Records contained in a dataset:
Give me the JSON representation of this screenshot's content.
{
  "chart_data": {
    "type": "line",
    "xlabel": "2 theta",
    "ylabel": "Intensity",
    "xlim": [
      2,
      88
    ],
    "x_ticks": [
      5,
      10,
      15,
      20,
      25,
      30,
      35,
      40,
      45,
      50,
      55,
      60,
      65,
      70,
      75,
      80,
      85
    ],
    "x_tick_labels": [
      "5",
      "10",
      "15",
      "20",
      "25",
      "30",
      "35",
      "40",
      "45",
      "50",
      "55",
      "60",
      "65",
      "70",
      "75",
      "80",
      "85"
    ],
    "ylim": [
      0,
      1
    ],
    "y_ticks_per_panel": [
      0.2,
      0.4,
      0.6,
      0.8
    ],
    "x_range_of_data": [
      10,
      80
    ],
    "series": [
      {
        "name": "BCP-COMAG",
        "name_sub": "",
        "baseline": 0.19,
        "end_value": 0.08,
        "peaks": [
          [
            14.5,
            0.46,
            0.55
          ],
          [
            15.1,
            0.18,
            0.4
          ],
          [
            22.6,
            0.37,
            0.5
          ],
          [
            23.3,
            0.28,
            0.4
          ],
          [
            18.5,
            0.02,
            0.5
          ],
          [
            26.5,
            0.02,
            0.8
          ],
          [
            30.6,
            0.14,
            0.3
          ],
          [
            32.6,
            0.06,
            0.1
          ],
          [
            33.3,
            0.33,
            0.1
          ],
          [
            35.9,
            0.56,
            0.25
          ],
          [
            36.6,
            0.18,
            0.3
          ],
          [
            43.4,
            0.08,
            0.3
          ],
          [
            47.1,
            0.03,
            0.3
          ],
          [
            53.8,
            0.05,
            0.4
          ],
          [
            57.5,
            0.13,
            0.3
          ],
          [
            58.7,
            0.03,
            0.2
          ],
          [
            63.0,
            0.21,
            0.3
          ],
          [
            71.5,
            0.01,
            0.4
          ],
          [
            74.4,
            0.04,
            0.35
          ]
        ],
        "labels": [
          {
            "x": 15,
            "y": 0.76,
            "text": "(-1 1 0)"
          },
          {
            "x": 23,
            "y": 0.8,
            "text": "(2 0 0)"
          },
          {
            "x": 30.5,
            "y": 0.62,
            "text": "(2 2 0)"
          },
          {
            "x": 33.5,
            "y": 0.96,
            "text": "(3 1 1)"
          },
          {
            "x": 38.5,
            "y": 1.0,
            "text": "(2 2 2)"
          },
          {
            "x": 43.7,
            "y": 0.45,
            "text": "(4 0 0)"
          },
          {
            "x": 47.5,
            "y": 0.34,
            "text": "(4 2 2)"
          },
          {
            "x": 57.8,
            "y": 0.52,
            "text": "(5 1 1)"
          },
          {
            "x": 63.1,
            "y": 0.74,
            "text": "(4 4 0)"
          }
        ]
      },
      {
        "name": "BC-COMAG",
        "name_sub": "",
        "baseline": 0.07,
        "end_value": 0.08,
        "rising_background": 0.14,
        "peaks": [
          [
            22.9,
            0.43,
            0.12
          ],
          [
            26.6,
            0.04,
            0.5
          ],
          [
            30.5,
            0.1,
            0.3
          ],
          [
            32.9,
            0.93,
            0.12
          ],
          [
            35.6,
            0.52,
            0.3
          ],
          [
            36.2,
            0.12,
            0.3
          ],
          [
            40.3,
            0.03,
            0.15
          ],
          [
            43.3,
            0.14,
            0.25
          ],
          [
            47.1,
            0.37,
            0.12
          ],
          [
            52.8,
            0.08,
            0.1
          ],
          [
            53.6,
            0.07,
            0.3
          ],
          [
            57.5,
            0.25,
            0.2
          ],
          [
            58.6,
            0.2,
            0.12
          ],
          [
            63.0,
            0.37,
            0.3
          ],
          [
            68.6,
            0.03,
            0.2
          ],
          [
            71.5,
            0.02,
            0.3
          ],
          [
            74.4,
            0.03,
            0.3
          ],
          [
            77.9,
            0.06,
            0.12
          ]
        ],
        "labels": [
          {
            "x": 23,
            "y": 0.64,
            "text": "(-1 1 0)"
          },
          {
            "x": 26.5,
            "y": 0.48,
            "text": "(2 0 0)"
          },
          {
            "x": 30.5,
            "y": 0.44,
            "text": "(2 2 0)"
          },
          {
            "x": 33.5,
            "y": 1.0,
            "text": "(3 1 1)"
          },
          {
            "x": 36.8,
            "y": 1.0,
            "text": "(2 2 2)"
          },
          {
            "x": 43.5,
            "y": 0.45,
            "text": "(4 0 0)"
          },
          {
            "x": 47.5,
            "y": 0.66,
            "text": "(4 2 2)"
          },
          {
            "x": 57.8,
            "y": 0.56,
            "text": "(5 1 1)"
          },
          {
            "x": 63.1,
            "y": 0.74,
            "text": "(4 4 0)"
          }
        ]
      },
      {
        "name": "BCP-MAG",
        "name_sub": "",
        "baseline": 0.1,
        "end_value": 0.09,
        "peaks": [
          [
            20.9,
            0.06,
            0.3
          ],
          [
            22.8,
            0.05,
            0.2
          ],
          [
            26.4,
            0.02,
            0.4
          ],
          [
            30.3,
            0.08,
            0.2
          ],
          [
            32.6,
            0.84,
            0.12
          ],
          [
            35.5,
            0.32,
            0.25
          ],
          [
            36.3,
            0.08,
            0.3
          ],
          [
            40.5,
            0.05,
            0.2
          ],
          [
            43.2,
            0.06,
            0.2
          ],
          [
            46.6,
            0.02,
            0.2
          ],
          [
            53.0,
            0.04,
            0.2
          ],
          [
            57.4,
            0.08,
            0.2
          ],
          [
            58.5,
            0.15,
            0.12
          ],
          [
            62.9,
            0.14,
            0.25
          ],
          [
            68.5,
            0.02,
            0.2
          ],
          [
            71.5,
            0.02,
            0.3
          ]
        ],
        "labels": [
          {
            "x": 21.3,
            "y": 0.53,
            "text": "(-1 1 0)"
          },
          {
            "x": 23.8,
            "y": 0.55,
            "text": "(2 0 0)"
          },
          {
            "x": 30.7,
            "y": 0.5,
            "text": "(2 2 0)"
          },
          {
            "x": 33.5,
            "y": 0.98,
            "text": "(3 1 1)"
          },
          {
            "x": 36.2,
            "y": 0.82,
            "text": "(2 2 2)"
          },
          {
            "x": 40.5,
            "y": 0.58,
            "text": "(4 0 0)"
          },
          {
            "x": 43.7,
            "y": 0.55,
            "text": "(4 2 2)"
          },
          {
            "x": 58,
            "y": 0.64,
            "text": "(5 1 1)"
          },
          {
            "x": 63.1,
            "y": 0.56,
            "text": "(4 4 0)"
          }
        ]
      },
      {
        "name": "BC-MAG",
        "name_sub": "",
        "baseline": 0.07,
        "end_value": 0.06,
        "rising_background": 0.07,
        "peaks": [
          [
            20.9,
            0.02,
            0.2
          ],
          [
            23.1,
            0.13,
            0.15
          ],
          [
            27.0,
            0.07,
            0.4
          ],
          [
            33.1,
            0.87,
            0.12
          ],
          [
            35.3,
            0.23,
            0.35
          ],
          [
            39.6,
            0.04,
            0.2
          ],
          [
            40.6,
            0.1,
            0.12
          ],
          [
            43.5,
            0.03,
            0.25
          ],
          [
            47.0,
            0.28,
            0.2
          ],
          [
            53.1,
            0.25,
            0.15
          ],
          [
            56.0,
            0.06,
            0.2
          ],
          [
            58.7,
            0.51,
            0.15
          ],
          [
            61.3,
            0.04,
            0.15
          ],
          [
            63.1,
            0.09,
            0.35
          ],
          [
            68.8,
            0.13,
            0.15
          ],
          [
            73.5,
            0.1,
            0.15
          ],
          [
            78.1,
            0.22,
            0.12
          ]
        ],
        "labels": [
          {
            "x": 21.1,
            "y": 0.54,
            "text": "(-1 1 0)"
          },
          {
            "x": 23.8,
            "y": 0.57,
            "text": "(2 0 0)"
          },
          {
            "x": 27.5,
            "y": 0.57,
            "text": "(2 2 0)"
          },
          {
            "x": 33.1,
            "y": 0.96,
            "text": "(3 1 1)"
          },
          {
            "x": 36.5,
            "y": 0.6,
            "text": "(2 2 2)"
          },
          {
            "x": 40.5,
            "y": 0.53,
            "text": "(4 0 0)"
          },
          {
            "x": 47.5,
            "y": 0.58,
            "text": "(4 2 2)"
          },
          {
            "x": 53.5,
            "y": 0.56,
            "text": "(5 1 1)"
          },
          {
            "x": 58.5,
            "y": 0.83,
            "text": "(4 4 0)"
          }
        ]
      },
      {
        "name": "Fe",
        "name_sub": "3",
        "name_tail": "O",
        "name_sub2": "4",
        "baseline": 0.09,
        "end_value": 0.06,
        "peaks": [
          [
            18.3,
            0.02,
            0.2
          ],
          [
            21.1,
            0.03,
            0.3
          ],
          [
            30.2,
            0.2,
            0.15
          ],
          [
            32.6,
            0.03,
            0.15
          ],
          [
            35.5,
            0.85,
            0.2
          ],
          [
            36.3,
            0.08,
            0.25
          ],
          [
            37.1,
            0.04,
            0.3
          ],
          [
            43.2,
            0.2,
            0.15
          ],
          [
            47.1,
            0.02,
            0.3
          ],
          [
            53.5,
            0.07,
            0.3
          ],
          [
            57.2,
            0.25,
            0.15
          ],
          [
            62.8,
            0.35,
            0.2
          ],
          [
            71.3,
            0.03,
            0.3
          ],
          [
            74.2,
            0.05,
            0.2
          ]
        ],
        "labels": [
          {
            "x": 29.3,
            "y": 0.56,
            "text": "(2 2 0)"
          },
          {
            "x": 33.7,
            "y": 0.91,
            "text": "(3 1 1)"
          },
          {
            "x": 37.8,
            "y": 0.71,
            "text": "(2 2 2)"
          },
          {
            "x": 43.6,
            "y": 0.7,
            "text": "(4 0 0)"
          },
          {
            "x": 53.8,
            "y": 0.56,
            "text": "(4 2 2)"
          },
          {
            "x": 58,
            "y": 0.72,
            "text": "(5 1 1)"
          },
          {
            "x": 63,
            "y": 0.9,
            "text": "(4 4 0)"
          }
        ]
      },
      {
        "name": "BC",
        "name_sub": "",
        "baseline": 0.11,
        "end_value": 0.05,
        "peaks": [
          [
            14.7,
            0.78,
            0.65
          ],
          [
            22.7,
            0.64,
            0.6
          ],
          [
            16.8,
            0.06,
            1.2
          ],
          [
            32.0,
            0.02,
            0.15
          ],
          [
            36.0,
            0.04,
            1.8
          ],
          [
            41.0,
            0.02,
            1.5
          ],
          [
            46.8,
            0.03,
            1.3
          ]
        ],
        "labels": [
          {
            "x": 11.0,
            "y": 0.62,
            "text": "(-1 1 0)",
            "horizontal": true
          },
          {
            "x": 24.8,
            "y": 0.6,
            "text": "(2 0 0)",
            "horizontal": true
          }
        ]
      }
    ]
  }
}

* _SHORT PROBLEM_: Copy each line above where the string "baseline" occurs.

* _ANSWER TO THIS EXERCISE_:
        "baseline": 0.19,
        "baseline": 0.07,
        "baseline": 0.1,
        "baseline": 0.07,
        "baseline": 0.09,
        "baseline": 0.11,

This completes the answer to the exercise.